Aim
Report every line in the items that contains the string "物理防御", matching case exactly.

Task material
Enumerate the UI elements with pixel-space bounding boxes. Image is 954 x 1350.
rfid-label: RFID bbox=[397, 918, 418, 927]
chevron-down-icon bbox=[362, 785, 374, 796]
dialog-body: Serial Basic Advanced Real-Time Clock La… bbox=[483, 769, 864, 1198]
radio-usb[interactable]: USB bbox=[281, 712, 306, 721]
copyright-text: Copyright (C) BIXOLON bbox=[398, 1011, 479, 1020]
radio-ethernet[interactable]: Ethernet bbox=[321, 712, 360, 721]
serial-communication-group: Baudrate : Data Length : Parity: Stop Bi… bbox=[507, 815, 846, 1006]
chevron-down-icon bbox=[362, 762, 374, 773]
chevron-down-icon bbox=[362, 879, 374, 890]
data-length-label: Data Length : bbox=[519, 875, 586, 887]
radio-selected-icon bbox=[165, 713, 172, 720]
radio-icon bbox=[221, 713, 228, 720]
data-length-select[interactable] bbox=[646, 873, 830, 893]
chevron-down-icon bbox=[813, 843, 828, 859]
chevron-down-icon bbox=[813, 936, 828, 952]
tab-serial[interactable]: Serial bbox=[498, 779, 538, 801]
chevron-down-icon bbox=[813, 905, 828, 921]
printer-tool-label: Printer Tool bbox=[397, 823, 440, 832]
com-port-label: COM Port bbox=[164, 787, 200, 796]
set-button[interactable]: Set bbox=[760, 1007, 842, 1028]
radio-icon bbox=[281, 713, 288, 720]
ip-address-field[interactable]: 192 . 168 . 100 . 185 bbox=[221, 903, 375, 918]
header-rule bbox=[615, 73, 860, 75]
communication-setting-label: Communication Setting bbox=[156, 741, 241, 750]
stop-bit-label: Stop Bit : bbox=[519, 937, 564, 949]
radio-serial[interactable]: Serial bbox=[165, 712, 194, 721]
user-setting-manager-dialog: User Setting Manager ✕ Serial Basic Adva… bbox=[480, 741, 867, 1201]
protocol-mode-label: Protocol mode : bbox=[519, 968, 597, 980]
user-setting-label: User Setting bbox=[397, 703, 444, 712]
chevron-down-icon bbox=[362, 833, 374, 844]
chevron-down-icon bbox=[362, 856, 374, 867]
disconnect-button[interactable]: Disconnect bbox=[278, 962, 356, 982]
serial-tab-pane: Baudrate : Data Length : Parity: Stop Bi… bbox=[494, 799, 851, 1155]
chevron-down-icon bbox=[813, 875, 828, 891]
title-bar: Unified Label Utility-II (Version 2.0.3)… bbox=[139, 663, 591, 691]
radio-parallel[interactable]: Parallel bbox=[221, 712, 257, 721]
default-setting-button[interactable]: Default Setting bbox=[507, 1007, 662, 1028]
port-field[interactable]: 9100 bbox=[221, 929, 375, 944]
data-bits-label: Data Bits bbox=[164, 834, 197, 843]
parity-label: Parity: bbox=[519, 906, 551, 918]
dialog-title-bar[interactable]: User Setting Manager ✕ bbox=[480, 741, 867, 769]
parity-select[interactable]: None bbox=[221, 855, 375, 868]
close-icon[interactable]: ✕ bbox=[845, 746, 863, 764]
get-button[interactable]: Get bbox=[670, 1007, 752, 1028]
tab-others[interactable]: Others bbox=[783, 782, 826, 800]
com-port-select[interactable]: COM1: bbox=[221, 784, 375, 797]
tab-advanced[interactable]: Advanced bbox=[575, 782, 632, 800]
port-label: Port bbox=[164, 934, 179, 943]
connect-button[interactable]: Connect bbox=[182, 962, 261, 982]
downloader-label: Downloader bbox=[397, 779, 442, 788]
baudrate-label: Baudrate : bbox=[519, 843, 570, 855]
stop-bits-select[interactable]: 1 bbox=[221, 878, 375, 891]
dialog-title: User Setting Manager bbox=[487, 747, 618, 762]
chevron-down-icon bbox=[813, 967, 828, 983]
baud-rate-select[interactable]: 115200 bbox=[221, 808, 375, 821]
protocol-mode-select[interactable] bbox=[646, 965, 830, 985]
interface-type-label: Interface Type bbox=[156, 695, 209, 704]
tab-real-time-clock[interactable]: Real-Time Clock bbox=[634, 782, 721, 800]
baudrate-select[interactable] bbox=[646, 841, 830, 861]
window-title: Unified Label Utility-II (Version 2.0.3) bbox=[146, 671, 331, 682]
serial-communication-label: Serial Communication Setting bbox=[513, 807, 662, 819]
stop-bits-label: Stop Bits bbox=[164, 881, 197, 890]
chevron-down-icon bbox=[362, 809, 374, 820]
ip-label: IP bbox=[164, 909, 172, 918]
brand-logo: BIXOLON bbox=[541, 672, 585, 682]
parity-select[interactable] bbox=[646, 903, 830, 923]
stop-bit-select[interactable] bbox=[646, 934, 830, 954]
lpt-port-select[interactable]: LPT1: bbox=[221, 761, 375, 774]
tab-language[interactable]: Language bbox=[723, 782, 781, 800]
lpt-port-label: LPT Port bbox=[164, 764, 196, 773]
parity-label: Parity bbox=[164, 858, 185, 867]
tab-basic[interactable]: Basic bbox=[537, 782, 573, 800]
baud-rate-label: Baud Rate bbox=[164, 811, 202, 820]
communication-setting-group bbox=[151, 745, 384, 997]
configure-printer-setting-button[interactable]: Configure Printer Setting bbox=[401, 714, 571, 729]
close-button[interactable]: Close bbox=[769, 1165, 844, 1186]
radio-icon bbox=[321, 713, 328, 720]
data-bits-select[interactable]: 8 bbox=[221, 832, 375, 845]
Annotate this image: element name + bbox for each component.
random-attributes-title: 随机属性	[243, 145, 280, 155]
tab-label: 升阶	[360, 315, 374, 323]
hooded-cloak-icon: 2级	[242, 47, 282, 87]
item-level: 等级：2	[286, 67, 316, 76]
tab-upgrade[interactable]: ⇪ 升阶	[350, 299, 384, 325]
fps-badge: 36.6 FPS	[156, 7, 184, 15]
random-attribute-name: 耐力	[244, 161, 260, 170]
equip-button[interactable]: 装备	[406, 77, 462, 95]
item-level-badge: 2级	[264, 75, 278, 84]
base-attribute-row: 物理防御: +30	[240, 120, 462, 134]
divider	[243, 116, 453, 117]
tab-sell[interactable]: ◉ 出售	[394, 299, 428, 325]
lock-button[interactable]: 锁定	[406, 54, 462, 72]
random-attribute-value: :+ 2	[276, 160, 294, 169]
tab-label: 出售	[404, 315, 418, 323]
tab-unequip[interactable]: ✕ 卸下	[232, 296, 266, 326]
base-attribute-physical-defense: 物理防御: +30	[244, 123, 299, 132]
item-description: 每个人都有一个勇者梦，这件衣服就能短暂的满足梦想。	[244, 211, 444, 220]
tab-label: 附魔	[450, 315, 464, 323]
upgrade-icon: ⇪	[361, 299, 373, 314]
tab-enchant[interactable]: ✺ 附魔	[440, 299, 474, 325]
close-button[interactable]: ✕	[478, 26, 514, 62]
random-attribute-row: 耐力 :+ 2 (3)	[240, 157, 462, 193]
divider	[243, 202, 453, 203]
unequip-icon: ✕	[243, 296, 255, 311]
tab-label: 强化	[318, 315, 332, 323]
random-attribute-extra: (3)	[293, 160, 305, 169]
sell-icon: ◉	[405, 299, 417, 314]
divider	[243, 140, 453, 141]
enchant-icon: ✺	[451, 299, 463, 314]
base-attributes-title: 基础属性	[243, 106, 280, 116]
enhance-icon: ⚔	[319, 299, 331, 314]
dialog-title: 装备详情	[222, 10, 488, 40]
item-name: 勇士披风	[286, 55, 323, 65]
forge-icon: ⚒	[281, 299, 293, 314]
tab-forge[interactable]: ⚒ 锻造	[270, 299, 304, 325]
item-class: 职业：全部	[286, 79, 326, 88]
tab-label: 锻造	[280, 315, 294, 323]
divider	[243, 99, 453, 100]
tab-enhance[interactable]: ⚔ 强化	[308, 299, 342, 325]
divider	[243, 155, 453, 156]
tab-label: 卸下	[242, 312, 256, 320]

The answer
base-attribute-row: 物理防御: +30	[240, 120, 462, 134]
base-attribute-physical-defense: 物理防御: +30	[244, 123, 299, 132]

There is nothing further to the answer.